    Suddenly people were treating me very respectfully and many women that were not Jewish or religious complimented me on my beautiful scarves and it sparked many conversations about modesty and the mitzvah of covering the hair.
    Men treated me differently me too! Before men were flirtatious and always a little too friendly for my taste, but now they treated me very respectfully and I feel safe and protected in my hats and scarves!

  5. I’ve gone back and forth on the covering issue. On the one hand, I’d love to cover. I have some nice scarves and things I bought fron Tznuis.com that I’ve worn outside while doing yardwork. I really like wearing them and I feel right wearing them; kind of like wearing a crown. On the other, I don’t live in a Jewish community (unfortunately). I’m not entirely sure what to do. Our Rabbi lives in Oklahoma. I guess I could ask him. Anyone here have any helpful advice?

    • JewishMom

      hi elisheva, just curious…wear do you live? besides wearing a scarf, you could try wearing a beret, a hat, a wig. You are amazing to be living as a jewishmom so far from a jewish community:)

      • I live in the midwest and felt drawn to keeping Shabbos and eating kosher 14 years ago. Then observing Pesach came next. Soon the other Jewish Holidays followed. I underwent a conversion under our Rav in Oklahoma. My husband and one of our sons followed later. At first, my family wondered why I did these things, but later started to as well. I started looking in my family tree and wondering if I was Jewish. I thought maybe Sephardic because of my Italian family, who arent Catholic or religious. I had dna testing done and found out I’m Ashkenazi Jewish with roots in Poland. My family never said anything about this and no one will tell me anything. I have relative matches from my Father’s and Mother’s side. Those matches are all I have to go on to piece together my family tree.

Records excerpted from a collection:
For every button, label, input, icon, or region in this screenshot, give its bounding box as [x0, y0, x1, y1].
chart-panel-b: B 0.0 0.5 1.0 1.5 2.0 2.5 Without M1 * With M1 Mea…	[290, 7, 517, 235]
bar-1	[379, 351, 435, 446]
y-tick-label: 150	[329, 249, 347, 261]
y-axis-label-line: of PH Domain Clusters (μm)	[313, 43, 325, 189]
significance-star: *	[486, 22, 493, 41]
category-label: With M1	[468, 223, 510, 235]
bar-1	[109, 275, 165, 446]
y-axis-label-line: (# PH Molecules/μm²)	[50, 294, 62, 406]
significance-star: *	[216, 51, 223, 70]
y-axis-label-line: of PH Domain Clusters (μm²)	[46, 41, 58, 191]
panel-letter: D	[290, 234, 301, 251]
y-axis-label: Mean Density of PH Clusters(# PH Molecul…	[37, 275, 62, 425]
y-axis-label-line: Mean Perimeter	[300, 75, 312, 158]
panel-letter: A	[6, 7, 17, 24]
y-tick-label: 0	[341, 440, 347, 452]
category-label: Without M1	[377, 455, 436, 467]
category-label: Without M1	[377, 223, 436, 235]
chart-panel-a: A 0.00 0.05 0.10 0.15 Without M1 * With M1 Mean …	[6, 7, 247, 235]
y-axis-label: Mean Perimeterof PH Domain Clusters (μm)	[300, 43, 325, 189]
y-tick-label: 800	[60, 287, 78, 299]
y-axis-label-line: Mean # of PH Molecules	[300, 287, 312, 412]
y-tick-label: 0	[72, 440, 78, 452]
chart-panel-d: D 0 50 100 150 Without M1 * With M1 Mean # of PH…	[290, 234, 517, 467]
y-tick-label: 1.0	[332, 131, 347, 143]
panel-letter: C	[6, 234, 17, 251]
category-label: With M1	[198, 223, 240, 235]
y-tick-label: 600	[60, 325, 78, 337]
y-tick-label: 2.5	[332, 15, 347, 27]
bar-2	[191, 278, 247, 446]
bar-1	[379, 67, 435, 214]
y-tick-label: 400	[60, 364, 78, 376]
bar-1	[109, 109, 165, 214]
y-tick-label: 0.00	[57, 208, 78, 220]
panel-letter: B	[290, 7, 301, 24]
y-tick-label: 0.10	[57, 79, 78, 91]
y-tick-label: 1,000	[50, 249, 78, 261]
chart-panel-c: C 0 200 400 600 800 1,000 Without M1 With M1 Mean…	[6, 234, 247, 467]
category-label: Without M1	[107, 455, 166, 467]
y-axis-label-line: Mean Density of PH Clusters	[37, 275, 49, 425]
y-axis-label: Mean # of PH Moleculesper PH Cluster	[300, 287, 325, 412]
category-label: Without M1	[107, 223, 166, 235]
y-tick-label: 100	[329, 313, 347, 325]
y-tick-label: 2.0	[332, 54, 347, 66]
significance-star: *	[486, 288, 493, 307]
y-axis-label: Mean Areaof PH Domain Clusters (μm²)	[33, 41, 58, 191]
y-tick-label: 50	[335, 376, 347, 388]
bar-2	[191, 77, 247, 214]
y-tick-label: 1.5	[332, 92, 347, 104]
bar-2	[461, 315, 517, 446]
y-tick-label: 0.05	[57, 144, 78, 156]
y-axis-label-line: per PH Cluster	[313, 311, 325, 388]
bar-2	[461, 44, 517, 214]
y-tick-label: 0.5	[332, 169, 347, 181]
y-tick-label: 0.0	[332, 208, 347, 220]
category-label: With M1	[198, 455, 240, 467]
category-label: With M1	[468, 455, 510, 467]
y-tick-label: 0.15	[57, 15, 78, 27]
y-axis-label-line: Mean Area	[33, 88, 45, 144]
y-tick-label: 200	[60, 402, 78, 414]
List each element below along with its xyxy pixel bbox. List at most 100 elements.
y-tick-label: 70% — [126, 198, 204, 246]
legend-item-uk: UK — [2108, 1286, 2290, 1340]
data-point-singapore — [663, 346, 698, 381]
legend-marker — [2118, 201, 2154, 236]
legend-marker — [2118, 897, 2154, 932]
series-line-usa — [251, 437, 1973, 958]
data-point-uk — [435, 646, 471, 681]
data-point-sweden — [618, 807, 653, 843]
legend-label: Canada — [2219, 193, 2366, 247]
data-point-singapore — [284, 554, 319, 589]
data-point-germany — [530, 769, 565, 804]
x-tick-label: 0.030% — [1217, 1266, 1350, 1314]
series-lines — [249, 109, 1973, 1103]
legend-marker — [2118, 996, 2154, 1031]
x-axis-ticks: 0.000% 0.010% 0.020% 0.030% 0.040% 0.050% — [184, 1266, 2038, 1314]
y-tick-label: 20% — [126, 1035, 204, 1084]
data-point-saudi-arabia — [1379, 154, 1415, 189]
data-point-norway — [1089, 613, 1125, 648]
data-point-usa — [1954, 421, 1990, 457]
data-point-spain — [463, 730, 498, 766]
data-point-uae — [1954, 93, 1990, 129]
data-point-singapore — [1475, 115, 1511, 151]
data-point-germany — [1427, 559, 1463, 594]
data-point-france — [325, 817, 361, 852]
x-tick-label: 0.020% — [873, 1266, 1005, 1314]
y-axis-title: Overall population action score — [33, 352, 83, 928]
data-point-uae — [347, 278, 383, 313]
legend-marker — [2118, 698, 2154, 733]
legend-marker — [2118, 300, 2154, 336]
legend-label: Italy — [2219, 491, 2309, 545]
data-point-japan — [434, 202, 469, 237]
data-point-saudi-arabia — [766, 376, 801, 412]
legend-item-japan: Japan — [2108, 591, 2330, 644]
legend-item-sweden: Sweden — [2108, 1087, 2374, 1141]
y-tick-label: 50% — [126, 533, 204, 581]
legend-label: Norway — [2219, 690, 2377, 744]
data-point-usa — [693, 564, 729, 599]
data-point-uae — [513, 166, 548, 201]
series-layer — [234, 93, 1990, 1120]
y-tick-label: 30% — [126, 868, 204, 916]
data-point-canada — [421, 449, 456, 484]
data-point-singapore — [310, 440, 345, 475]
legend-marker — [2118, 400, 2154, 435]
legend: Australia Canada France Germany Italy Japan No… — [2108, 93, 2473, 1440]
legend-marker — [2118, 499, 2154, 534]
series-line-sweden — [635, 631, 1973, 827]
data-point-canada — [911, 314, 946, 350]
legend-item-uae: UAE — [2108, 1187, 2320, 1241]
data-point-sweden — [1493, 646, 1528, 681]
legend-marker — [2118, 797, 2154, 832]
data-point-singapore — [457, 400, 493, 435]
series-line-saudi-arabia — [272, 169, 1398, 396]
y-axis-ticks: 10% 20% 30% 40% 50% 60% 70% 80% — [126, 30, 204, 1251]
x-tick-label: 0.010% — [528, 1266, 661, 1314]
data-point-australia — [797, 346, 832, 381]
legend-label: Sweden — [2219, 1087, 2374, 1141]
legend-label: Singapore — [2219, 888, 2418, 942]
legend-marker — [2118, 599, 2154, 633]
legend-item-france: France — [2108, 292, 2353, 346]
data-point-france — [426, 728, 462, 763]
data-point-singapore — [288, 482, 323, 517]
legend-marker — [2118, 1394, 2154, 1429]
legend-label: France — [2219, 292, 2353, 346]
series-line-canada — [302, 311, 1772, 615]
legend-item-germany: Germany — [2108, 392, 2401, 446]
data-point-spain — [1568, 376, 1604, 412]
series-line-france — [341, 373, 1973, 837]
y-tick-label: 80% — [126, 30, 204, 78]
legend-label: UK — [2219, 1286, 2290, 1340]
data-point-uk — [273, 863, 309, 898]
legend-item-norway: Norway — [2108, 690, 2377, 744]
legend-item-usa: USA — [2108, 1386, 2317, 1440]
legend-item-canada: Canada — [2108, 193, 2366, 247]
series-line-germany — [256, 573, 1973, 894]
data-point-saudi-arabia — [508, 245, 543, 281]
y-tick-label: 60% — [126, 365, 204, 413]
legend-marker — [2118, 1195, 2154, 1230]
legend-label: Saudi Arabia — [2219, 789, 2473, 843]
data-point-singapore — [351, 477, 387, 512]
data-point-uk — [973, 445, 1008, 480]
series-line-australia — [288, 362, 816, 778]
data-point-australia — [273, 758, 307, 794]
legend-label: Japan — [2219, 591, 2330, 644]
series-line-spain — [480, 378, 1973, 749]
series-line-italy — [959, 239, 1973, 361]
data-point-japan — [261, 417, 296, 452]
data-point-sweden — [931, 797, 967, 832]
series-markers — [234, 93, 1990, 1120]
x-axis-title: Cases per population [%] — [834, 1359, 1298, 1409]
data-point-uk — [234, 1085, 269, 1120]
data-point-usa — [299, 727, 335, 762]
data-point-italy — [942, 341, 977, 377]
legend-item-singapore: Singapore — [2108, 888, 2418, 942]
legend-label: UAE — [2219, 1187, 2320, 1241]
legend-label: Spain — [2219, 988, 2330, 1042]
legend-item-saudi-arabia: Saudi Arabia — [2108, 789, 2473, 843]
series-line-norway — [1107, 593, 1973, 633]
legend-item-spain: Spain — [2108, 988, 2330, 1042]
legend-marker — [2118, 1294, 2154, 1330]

Exercise instructions -
[a] Answer these from the comment thread on hair covering:
(i) From which website did the writer of comment 5 buy scarves?
(ii) In which state does that writer's Rabbi live?
(iii) What did the DNA testing reveal about the writer's ancestry?
[b] Please copy the part of the comment thread on hair covering starting at "Suddenly people were" and ending at "covering the hair.".
[c] Write the next part of the comment thread on hair covering, picking up after its last sentence.

Answers to the tasks -
[a]
(i) Tznuis.com
(ii) Oklahoma
(iii) The writer is Ashkenazi Jewish with roots in Poland.

[b]
Suddenly people were treating me very respectfully and many women that were not Jewish or religious complimented me on my beautiful scarves and it sparked many conversations about modesty and the mitzvah of covering the hair.

[c]
        Sorry for the book😀
        That’s my story in a nutshell,
        Lisa

  6. We also didn’t live in a Jewish community, we were out of the eruv and didn’t have Jewish neighbors (about 10 years). I felt that it made our family bond stronger and my relationship felt closer to Hashem than I feel it now, living in a Jewish community. Before I didn’t have a problem with loshon hara, jealousy, or giving benefit of the doubt. Because we didn’t have neighbors. But now, Hashem decided it’s time for me to stretch my spiritual muscles and work on those middos, being surrounded by Jews Baruch Hashem.

  7. I think there is a story of the son if the chafets haim who didn’t speak at all because he was afraid he would sin with his speech. He didn’t want to risk it. So the chafets haim said that’s not correct and we do need to use our speech, in the right way. So the same for me, I felt it was better for me spiritually to be secluded. However that’s not the case. My ben Adam leMakom was very much strong and being worked on, but I didn’t have the ability to work on my ben Adam lechavero since I didn’t have Jewish neighbors around me.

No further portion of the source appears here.